**Written request**
Each line that includes the string "vendita" counts once; give the total and nothing else.
.....
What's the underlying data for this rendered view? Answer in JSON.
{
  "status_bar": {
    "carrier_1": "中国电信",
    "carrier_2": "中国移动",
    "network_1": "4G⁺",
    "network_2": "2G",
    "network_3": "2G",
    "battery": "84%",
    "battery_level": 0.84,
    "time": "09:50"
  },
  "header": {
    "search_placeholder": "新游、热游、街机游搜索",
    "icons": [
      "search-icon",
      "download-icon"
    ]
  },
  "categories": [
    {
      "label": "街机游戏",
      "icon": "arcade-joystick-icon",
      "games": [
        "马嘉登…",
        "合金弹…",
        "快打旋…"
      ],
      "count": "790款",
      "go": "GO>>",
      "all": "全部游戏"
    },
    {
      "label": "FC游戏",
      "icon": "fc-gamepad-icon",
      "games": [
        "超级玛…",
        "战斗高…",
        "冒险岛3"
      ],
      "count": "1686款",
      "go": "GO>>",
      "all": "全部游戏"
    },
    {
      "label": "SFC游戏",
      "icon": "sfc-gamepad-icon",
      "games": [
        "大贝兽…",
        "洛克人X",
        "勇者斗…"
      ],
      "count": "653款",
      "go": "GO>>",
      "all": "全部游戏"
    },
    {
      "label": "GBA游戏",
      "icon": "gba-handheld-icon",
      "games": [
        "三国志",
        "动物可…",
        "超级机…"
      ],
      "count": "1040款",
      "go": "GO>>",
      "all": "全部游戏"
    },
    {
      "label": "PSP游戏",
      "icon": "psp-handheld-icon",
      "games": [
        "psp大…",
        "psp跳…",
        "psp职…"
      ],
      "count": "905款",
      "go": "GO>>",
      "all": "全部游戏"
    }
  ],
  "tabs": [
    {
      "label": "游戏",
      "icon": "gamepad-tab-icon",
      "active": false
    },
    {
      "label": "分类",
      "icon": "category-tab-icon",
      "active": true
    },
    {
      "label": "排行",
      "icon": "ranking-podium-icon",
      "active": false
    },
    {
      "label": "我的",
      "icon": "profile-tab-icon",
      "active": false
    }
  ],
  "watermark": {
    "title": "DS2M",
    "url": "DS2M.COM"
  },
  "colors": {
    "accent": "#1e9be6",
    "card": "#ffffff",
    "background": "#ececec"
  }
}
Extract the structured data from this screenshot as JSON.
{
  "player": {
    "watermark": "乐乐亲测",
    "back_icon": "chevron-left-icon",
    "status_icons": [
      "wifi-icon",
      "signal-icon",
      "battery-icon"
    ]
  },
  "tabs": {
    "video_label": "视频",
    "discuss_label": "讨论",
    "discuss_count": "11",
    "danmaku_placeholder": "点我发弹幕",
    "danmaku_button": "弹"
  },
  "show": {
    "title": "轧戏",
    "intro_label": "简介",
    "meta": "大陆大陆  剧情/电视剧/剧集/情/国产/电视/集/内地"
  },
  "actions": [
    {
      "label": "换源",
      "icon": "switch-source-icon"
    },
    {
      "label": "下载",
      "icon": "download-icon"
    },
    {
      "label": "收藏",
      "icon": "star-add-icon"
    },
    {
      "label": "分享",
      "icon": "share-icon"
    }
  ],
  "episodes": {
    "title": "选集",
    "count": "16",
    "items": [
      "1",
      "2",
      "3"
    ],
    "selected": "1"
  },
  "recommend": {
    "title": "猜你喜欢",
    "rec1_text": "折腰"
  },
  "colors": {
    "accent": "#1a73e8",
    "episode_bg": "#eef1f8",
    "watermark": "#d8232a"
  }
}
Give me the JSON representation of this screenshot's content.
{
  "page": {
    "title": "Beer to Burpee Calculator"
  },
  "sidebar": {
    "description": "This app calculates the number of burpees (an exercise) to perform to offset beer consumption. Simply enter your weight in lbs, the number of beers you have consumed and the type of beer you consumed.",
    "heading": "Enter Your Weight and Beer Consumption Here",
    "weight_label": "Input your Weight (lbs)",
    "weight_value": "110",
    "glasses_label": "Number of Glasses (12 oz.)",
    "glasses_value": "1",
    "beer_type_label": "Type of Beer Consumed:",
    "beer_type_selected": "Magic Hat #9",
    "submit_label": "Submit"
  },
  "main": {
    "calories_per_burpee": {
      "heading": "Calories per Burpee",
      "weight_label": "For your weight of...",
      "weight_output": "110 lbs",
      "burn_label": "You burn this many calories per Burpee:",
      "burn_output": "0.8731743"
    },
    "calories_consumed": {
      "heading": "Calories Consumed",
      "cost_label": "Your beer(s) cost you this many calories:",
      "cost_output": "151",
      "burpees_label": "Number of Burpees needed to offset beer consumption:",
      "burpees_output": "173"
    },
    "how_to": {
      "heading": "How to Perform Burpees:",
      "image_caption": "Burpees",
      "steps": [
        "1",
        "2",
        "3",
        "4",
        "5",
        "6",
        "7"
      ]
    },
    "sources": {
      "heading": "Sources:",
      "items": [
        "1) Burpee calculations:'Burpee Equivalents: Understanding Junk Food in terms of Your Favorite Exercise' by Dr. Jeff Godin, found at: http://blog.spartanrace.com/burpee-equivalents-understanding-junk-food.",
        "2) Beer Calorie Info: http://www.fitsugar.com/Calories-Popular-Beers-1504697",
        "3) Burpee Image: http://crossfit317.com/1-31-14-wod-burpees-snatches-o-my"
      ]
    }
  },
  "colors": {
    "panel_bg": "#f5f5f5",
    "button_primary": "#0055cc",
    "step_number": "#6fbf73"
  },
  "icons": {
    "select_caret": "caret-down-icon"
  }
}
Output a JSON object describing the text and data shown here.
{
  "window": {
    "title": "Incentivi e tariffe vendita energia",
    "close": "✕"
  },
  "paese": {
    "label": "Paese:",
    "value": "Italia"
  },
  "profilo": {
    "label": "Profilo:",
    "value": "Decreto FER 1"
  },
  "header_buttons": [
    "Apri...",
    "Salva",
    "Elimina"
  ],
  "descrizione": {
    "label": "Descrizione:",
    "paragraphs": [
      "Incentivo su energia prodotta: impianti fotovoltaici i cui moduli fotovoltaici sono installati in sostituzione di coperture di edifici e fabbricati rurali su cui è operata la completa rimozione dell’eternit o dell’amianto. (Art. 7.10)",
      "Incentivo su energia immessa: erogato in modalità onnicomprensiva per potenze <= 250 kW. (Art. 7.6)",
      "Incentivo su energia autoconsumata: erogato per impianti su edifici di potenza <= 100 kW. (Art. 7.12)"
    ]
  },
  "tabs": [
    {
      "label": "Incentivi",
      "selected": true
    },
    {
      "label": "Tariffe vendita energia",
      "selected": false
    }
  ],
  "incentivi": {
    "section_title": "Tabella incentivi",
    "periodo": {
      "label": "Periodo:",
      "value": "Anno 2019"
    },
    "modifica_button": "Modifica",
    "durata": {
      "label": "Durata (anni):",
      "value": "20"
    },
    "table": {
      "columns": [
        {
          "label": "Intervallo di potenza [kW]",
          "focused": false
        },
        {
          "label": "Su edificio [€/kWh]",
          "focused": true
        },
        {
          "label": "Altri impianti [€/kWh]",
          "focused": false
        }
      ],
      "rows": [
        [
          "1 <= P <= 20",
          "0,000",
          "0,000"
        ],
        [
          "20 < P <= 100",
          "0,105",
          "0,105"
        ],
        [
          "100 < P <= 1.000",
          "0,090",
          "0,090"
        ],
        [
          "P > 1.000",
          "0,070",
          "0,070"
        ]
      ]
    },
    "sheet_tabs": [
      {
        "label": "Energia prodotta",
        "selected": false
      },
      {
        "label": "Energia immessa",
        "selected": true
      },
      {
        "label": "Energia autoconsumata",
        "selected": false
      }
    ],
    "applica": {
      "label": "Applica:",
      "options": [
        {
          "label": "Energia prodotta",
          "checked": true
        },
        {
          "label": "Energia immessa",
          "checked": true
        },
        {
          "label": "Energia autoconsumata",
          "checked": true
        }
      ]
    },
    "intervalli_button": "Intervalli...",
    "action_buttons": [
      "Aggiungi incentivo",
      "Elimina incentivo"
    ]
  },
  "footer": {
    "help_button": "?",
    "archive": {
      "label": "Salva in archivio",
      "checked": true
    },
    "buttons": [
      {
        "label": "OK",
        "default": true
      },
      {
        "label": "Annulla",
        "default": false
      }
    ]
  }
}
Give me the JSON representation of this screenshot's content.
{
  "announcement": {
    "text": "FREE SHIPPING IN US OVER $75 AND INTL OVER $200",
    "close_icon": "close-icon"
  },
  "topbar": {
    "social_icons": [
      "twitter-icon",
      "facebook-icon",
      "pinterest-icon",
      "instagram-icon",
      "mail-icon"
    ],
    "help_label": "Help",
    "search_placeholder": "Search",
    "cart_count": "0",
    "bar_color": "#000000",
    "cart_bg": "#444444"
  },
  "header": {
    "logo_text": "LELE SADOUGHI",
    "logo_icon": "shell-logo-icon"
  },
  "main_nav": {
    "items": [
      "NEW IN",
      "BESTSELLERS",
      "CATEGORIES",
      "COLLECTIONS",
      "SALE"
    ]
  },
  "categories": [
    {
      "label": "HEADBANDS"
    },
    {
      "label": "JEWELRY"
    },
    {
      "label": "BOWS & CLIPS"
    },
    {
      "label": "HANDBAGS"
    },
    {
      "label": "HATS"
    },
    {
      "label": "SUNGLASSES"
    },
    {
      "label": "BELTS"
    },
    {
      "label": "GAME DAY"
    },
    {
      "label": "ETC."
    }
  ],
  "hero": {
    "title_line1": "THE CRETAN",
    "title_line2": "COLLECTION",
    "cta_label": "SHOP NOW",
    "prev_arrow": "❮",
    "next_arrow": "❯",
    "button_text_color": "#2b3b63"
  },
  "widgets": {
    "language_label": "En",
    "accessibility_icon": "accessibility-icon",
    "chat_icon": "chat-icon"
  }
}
.....
**Expected answer**
2